DAFTAR TUGAS:
(1) Salin persis bagian teks tentang CEO terbaik Indonesia mulai dari "Kalau Amerika punya" sampai dengan "bagi masyarakat luas.".
(2) Terjemahkan kalimat dari teks tentang CEO terbaik Indonesia ini ke dalam bahasa Inggris: "Selain itu, kami juga mencatat ada beberapa eksekutif yang berhasil mengubah lanskap bisnis dengan memberikan pelayanan yang lebih baik bagi masyarakat luas."

Kalau Amerika punya Jack Welch atau Thomas W. Horton yang berhasil membalikkan kondisi perusahaan dari yang hampir bangkrut jadi menguntungkan, maka Indonesia juga memiliki Chief Executife Officer (CEO) terbaik yang sukses melakukan turn around perusahaan-perusahaan sekarat menjadi perusahaan hebat. Nah, dalam artikel kali ini, kita akan mengulik siapa-siapa saja diantara mereka yang layak disebut sebagai CEO terbaik, yang berhasil membalikkan keadaan perusahaan dari kondisi merugi jadi menguntungkan. Selain itu, kami juga mencatat ada beberapa eksekutif yang berhasil mengubah lanskap bisnis dengan memberikan pelayanan yang lebih baik bagi masyarakat luas.

BAGIAN DATA:

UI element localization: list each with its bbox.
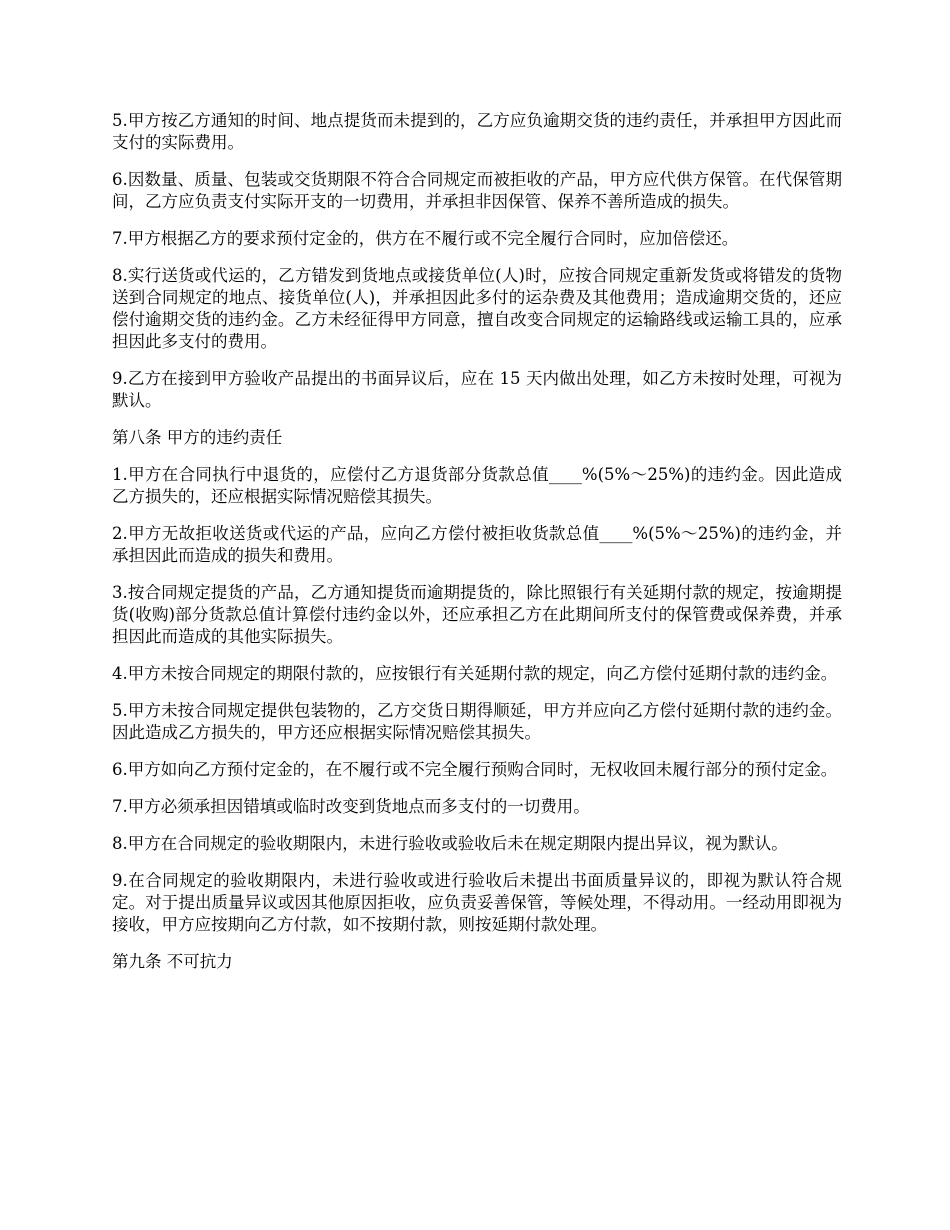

HASIL LATIHAN:
(1)
Kalau Amerika punya Jack Welch atau Thomas W. Horton yang berhasil membalikkan kondisi perusahaan dari yang hampir bangkrut jadi menguntungkan, maka Indonesia juga memiliki Chief Executife Officer (CEO) terbaik yang sukses melakukan turn around perusahaan-perusahaan sekarat menjadi perusahaan hebat. Nah, dalam artikel kali ini, kita akan mengulik siapa-siapa saja diantara mereka yang layak disebut sebagai CEO terbaik, yang berhasil membalikkan keadaan perusahaan dari kondisi merugi jadi menguntungkan. Selain itu, kami juga mencatat ada beberapa eksekutif yang berhasil mengubah lanskap bisnis dengan memberikan pelayanan yang lebih baik bagi masyarakat luas.

(2) In addition, we also note that several executives have succeeded in changing the business landscape by providing better service to the wider public.